Stored data
* * * *

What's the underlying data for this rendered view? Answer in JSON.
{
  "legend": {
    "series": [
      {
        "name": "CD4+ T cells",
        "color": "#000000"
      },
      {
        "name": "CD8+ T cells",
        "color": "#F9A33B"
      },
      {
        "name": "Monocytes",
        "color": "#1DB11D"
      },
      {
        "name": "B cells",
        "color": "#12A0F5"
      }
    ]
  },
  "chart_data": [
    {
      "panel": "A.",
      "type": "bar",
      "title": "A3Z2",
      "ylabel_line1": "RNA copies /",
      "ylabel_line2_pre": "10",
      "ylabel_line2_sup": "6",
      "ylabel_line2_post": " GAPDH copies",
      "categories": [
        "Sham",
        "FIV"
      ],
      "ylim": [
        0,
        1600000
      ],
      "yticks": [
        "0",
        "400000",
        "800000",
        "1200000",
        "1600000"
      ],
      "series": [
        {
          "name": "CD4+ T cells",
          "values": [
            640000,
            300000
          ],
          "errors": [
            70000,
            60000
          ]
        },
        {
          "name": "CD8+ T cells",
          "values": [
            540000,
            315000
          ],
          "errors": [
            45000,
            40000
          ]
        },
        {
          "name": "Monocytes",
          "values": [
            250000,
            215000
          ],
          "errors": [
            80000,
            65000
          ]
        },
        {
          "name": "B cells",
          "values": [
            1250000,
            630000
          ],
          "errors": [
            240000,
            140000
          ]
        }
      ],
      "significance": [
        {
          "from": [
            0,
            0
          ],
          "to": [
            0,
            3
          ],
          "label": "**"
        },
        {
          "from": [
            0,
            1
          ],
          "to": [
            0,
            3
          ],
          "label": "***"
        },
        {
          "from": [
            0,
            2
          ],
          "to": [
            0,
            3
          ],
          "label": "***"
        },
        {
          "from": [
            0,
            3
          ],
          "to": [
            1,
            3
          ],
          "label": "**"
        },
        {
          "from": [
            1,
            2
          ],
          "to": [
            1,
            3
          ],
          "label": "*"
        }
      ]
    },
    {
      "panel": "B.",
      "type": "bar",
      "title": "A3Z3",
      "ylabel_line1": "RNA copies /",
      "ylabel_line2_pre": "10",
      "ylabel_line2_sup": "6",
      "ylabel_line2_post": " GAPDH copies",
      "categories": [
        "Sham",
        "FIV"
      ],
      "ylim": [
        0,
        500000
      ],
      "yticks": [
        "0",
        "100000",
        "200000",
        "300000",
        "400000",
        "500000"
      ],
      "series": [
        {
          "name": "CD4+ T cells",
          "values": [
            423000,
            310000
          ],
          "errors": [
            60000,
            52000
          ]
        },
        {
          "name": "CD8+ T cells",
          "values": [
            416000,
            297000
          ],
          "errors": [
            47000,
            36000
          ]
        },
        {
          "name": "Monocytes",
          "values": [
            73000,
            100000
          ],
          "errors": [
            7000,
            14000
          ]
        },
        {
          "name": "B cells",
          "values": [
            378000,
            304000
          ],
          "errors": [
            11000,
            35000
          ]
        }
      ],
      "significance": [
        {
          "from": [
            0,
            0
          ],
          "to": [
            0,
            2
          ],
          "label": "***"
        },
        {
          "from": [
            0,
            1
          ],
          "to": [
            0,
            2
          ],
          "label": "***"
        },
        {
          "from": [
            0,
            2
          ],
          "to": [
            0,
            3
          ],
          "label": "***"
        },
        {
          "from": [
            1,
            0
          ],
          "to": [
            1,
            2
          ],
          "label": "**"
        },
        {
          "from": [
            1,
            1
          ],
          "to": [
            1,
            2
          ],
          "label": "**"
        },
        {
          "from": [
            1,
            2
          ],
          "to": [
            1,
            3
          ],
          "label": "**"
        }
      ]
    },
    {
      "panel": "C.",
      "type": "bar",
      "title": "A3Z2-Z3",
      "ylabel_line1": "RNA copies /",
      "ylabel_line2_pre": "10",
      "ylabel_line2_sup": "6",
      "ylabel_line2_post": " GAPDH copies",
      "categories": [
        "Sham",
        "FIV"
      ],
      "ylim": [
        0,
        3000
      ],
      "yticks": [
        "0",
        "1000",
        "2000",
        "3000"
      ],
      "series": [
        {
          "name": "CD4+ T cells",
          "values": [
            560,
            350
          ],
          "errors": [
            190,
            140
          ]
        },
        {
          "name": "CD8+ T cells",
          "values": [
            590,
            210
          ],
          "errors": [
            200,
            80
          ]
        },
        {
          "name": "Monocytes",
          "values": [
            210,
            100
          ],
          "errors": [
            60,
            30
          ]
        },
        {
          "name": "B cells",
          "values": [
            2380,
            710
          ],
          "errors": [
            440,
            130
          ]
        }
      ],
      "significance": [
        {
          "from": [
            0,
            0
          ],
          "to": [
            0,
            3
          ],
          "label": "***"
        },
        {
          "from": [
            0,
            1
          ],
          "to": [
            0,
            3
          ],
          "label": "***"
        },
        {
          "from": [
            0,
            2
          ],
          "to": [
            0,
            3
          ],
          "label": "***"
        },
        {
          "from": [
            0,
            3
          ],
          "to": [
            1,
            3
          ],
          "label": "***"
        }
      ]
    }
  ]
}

* * * *

### BRIEF
An exact copy of every record is needed, so retype them all.

### YOUR RESPONSE
What's the underlying data for this rendered view? Answer in JSON.
{
  "legend": {
    "series": [
      {
        "name": "CD4+ T cells",
        "color": "#000000"
      },
      {
        "name": "CD8+ T cells",
        "color": "#F9A33B"
      },
      {
        "name": "Monocytes",
        "color": "#1DB11D"
      },
      {
        "name": "B cells",
        "color": "#12A0F5"
      }
    ]
  },
  "chart_data": [
    {
      "panel": "A.",
      "type": "bar",
      "title": "A3Z2",
      "ylabel_line1": "RNA copies /",
      "ylabel_line2_pre": "10",
      "ylabel_line2_sup": "6",
      "ylabel_line2_post": " GAPDH copies",
      "categories": [
        "Sham",
        "FIV"
      ],
      "ylim": [
        0,
        1600000
      ],
      "yticks": [
        "0",
        "400000",
        "800000",
        "1200000",
        "1600000"
      ],
      "series": [
        {
          "name": "CD4+ T cells",
          "values": [
            640000,
            300000
          ],
          "errors": [
            70000,
            60000
          ]
        },
        {
          "name": "CD8+ T cells",
          "values": [
            540000,
            315000
          ],
          "errors": [
            45000,
            40000
          ]
        },
        {
          "name": "Monocytes",
          "values": [
            250000,
            215000
          ],
          "errors": [
            80000,
            65000
          ]
        },
        {
          "name": "B cells",
          "values": [
            1250000,
            630000
          ],
          "errors": [
            240000,
            140000
          ]
        }
      ],
      "significance": [
        {
          "from": [
            0,
            0
          ],
          "to": [
            0,
            3
          ],
          "label": "**"
        },
        {
          "from": [
            0,
            1
          ],
          "to": [
            0,
            3
          ],
          "label": "***"
        },
        {
          "from": [
            0,
            2
          ],
          "to": [
            0,
            3
          ],
          "label": "***"
        },
        {
          "from": [
            0,
            3
          ],
          "to": [
            1,
            3
          ],
          "label": "**"
        },
        {
          "from": [
            1,
            2
          ],
          "to": [
            1,
            3
          ],
          "label": "*"
        }
      ]
    },
    {
      "panel": "B.",
      "type": "bar",
      "title": "A3Z3",
      "ylabel_line1": "RNA copies /",
      "ylabel_line2_pre": "10",
      "ylabel_line2_sup": "6",
      "ylabel_line2_post": " GAPDH copies",
      "categories": [
        "Sham",
        "FIV"
      ],
      "ylim": [
        0,
        500000
      ],
      "yticks": [
        "0",
        "100000",
        "200000",
        "300000",
        "400000",
        "500000"
      ],
      "series": [
        {
          "name": "CD4+ T cells",
          "values": [
            423000,
            310000
          ],
          "errors": [
            60000,
            52000
          ]
        },
        {
          "name": "CD8+ T cells",
          "values": [
            416000,
            297000
          ],
          "errors": [
            47000,
            36000
          ]
        },
        {
          "name": "Monocytes",
          "values": [
            73000,
            100000
          ],
          "errors": [
            7000,
            14000
          ]
        },
        {
          "name": "B cells",
          "values": [
            378000,
            304000
          ],
          "errors": [
            11000,
            35000
          ]
        }
      ],
      "significance": [
        {
          "from": [
            0,
            0
          ],
          "to": [
            0,
            2
          ],
          "label": "***"
        },
        {
          "from": [
            0,
            1
          ],
          "to": [
            0,
            2
          ],
          "label": "***"
        },
        {
          "from": [
            0,
            2
          ],
          "to": [
            0,
            3
          ],
          "label": "***"
        },
        {
          "from": [
            1,
            0
          ],
          "to": [
            1,
            2
          ],
          "label": "**"
        },
        {
          "from": [
            1,
            1
          ],
          "to": [
            1,
            2
          ],
          "label": "**"
        },
        {
          "from": [
            1,
            2
          ],
          "to": [
            1,
            3
          ],
          "label": "**"
        }
      ]
    },
    {
      "panel": "C.",
      "type": "bar",
      "title": "A3Z2-Z3",
      "ylabel_line1": "RNA copies /",
      "ylabel_line2_pre": "10",
      "ylabel_line2_sup": "6",
      "ylabel_line2_post": " GAPDH copies",
      "categories": [
        "Sham",
        "FIV"
      ],
      "ylim": [
        0,
        3000
      ],
      "yticks": [
        "0",
        "1000",
        "2000",
        "3000"
      ],
      "series": [
        {
          "name": "CD4+ T cells",
          "values": [
            560,
            350
          ],
          "errors": [
            190,
            140
          ]
        },
        {
          "name": "CD8+ T cells",
          "values": [
            590,
            210
          ],
          "errors": [
            200,
            80
          ]
        },
        {
          "name": "Monocytes",
          "values": [
            210,
            100
          ],
          "errors": [
            60,
            30
          ]
        },
        {
          "name": "B cells",
          "values": [
            2380,
            710
          ],
          "errors": [
            440,
            130
          ]
        }
      ],
      "significance": [
        {
          "from": [
            0,
            0
          ],
          "to": [
            0,
            3
          ],
          "label": "***"
        },
        {
          "from": [
            0,
            1
          ],
          "to": [
            0,
            3
          ],
          "label": "***"
        },
        {
          "from": [
            0,
            2
          ],
          "to": [
            0,
            3
          ],
          "label": "***"
        },
        {
          "from": [
            0,
            3
          ],
          "to": [
            1,
            3
          ],
          "label": "***"
        }
      ]
    }
  ]
}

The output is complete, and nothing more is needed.